--- PROVIDED ENTRIES ---

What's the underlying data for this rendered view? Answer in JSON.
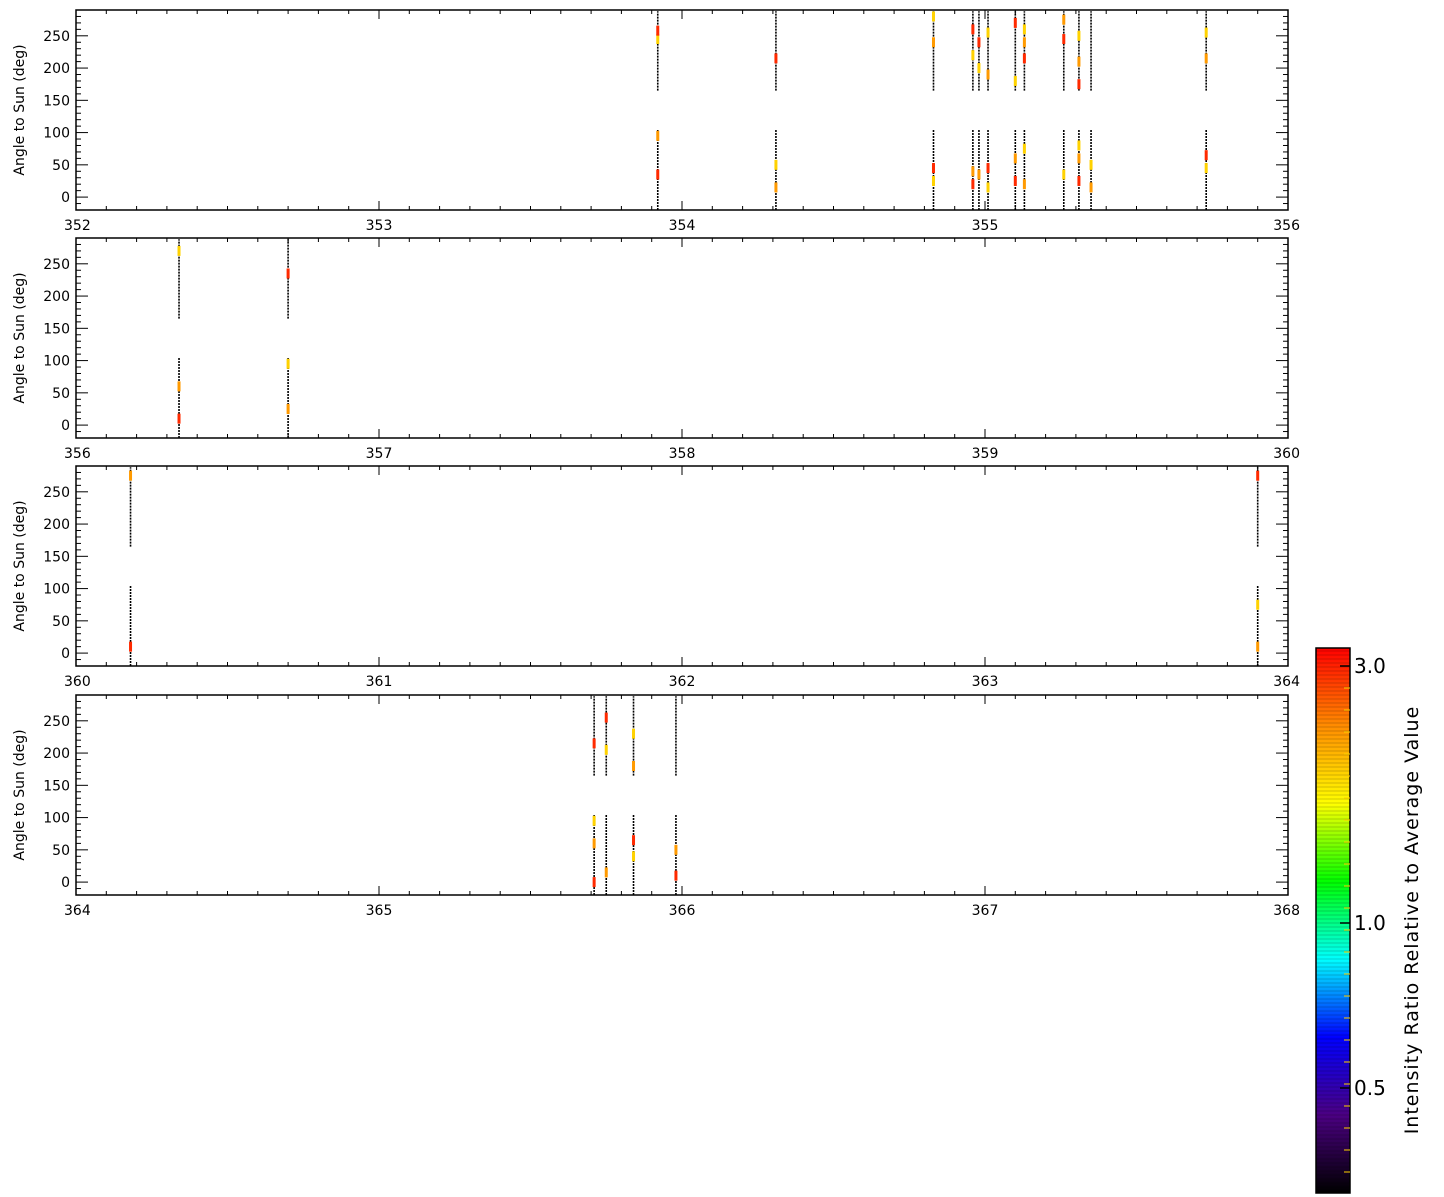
{
  "chart_data": [
    {
      "type": "scatter",
      "title": "",
      "ylabel": "Angle to Sun (deg)",
      "xlabel": "",
      "xlim": [
        352,
        356
      ],
      "ylim": [
        -20,
        290
      ],
      "xticks": [
        "352",
        "353",
        "354",
        "355",
        "356"
      ],
      "yticks": [
        "0",
        "50",
        "100",
        "150",
        "200",
        "250"
      ],
      "observations": [
        {
          "x": 353.92,
          "hits": [
            35,
            95,
            245,
            258
          ]
        },
        {
          "x": 354.31,
          "hits": [
            15,
            50,
            215
          ]
        },
        {
          "x": 354.83,
          "hits": [
            25,
            45,
            240,
            280
          ]
        },
        {
          "x": 354.96,
          "hits": [
            20,
            40,
            220,
            260
          ]
        },
        {
          "x": 354.98,
          "hits": [
            35,
            200,
            240
          ]
        },
        {
          "x": 355.01,
          "hits": [
            15,
            45,
            190,
            255
          ]
        },
        {
          "x": 355.1,
          "hits": [
            25,
            60,
            180,
            270
          ]
        },
        {
          "x": 355.13,
          "hits": [
            20,
            75,
            215,
            240,
            260
          ]
        },
        {
          "x": 355.26,
          "hits": [
            35,
            245,
            275
          ]
        },
        {
          "x": 355.31,
          "hits": [
            25,
            60,
            80,
            175,
            210,
            250
          ]
        },
        {
          "x": 355.35,
          "hits": [
            15,
            50
          ]
        },
        {
          "x": 355.73,
          "hits": [
            45,
            65,
            215,
            255
          ]
        }
      ]
    },
    {
      "type": "scatter",
      "title": "",
      "ylabel": "Angle to Sun (deg)",
      "xlabel": "",
      "xlim": [
        356,
        360
      ],
      "ylim": [
        -20,
        290
      ],
      "xticks": [
        "356",
        "357",
        "358",
        "359",
        "360"
      ],
      "yticks": [
        "0",
        "50",
        "100",
        "150",
        "200",
        "250"
      ],
      "observations": [
        {
          "x": 356.34,
          "hits": [
            10,
            60,
            270
          ]
        },
        {
          "x": 356.7,
          "hits": [
            25,
            95,
            235
          ]
        }
      ]
    },
    {
      "type": "scatter",
      "title": "",
      "ylabel": "Angle to Sun (deg)",
      "xlabel": "",
      "xlim": [
        360,
        364
      ],
      "ylim": [
        -20,
        290
      ],
      "xticks": [
        "360",
        "361",
        "362",
        "363",
        "364"
      ],
      "yticks": [
        "0",
        "50",
        "100",
        "150",
        "200",
        "250"
      ],
      "observations": [
        {
          "x": 360.18,
          "hits": [
            10,
            275
          ]
        },
        {
          "x": 363.9,
          "hits": [
            10,
            75,
            275
          ]
        }
      ]
    },
    {
      "type": "scatter",
      "title": "",
      "ylabel": "Angle to Sun (deg)",
      "xlabel": "",
      "xlim": [
        364,
        368
      ],
      "ylim": [
        -20,
        290
      ],
      "xticks": [
        "364",
        "365",
        "366",
        "367",
        "368"
      ],
      "yticks": [
        "0",
        "50",
        "100",
        "150",
        "200",
        "250"
      ],
      "observations": [
        {
          "x": 365.71,
          "hits": [
            0,
            60,
            95,
            215
          ]
        },
        {
          "x": 365.75,
          "hits": [
            15,
            205,
            255
          ]
        },
        {
          "x": 365.84,
          "hits": [
            40,
            65,
            180,
            230
          ]
        },
        {
          "x": 365.98,
          "hits": [
            10,
            50
          ]
        }
      ]
    }
  ],
  "colorbar": {
    "title": "Intensity Ratio Relative to Average Value",
    "tick_labels": [
      "3.0",
      "1.0",
      "0.5"
    ],
    "stops": [
      "#000000",
      "#4b0082",
      "#0000ff",
      "#00ffff",
      "#00ff00",
      "#ffff00",
      "#ff8c00",
      "#ff0000"
    ]
  },
  "colors": {
    "observation_line": "#000000",
    "hit_red": "#ff2a00",
    "hit_orange": "#ff9a00",
    "hit_yellow": "#ffd200"
  }
}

---

» JOB: Print every record above exactly as written, leaving out the pictures.

» SOLVED PROBLEM:
What's the underlying data for this rendered view? Answer in JSON.
{
  "chart_data": [
    {
      "type": "scatter",
      "title": "",
      "ylabel": "Angle to Sun (deg)",
      "xlabel": "",
      "xlim": [
        352,
        356
      ],
      "ylim": [
        -20,
        290
      ],
      "xticks": [
        "352",
        "353",
        "354",
        "355",
        "356"
      ],
      "yticks": [
        "0",
        "50",
        "100",
        "150",
        "200",
        "250"
      ],
      "observations": [
        {
          "x": 353.92,
          "hits": [
            35,
            95,
            245,
            258
          ]
        },
        {
          "x": 354.31,
          "hits": [
            15,
            50,
            215
          ]
        },
        {
          "x": 354.83,
          "hits": [
            25,
            45,
            240,
            280
          ]
        },
        {
          "x": 354.96,
          "hits": [
            20,
            40,
            220,
            260
          ]
        },
        {
          "x": 354.98,
          "hits": [
            35,
            200,
            240
          ]
        },
        {
          "x": 355.01,
          "hits": [
            15,
            45,
            190,
            255
          ]
        },
        {
          "x": 355.1,
          "hits": [
            25,
            60,
            180,
            270
          ]
        },
        {
          "x": 355.13,
          "hits": [
            20,
            75,
            215,
            240,
            260
          ]
        },
        {
          "x": 355.26,
          "hits": [
            35,
            245,
            275
          ]
        },
        {
          "x": 355.31,
          "hits": [
            25,
            60,
            80,
            175,
            210,
            250
          ]
        },
        {
          "x": 355.35,
          "hits": [
            15,
            50
          ]
        },
        {
          "x": 355.73,
          "hits": [
            45,
            65,
            215,
            255
          ]
        }
      ]
    },
    {
      "type": "scatter",
      "title": "",
      "ylabel": "Angle to Sun (deg)",
      "xlabel": "",
      "xlim": [
        356,
        360
      ],
      "ylim": [
        -20,
        290
      ],
      "xticks": [
        "356",
        "357",
        "358",
        "359",
        "360"
      ],
      "yticks": [
        "0",
        "50",
        "100",
        "150",
        "200",
        "250"
      ],
      "observations": [
        {
          "x": 356.34,
          "hits": [
            10,
            60,
            270
          ]
        },
        {
          "x": 356.7,
          "hits": [
            25,
            95,
            235
          ]
        }
      ]
    },
    {
      "type": "scatter",
      "title": "",
      "ylabel": "Angle to Sun (deg)",
      "xlabel": "",
      "xlim": [
        360,
        364
      ],
      "ylim": [
        -20,
        290
      ],
      "xticks": [
        "360",
        "361",
        "362",
        "363",
        "364"
      ],
      "yticks": [
        "0",
        "50",
        "100",
        "150",
        "200",
        "250"
      ],
      "observations": [
        {
          "x": 360.18,
          "hits": [
            10,
            275
          ]
        },
        {
          "x": 363.9,
          "hits": [
            10,
            75,
            275
          ]
        }
      ]
    },
    {
      "type": "scatter",
      "title": "",
      "ylabel": "Angle to Sun (deg)",
      "xlabel": "",
      "xlim": [
        364,
        368
      ],
      "ylim": [
        -20,
        290
      ],
      "xticks": [
        "364",
        "365",
        "366",
        "367",
        "368"
      ],
      "yticks": [
        "0",
        "50",
        "100",
        "150",
        "200",
        "250"
      ],
      "observations": [
        {
          "x": 365.71,
          "hits": [
            0,
            60,
            95,
            215
          ]
        },
        {
          "x": 365.75,
          "hits": [
            15,
            205,
            255
          ]
        },
        {
          "x": 365.84,
          "hits": [
            40,
            65,
            180,
            230
          ]
        },
        {
          "x": 365.98,
          "hits": [
            10,
            50
          ]
        }
      ]
    }
  ],
  "colorbar": {
    "title": "Intensity Ratio Relative to Average Value",
    "tick_labels": [
      "3.0",
      "1.0",
      "0.5"
    ],
    "stops": [
      "#000000",
      "#4b0082",
      "#0000ff",
      "#00ffff",
      "#00ff00",
      "#ffff00",
      "#ff8c00",
      "#ff0000"
    ]
  },
  "colors": {
    "observation_line": "#000000",
    "hit_red": "#ff2a00",
    "hit_orange": "#ff9a00",
    "hit_yellow": "#ffd200"
  }
}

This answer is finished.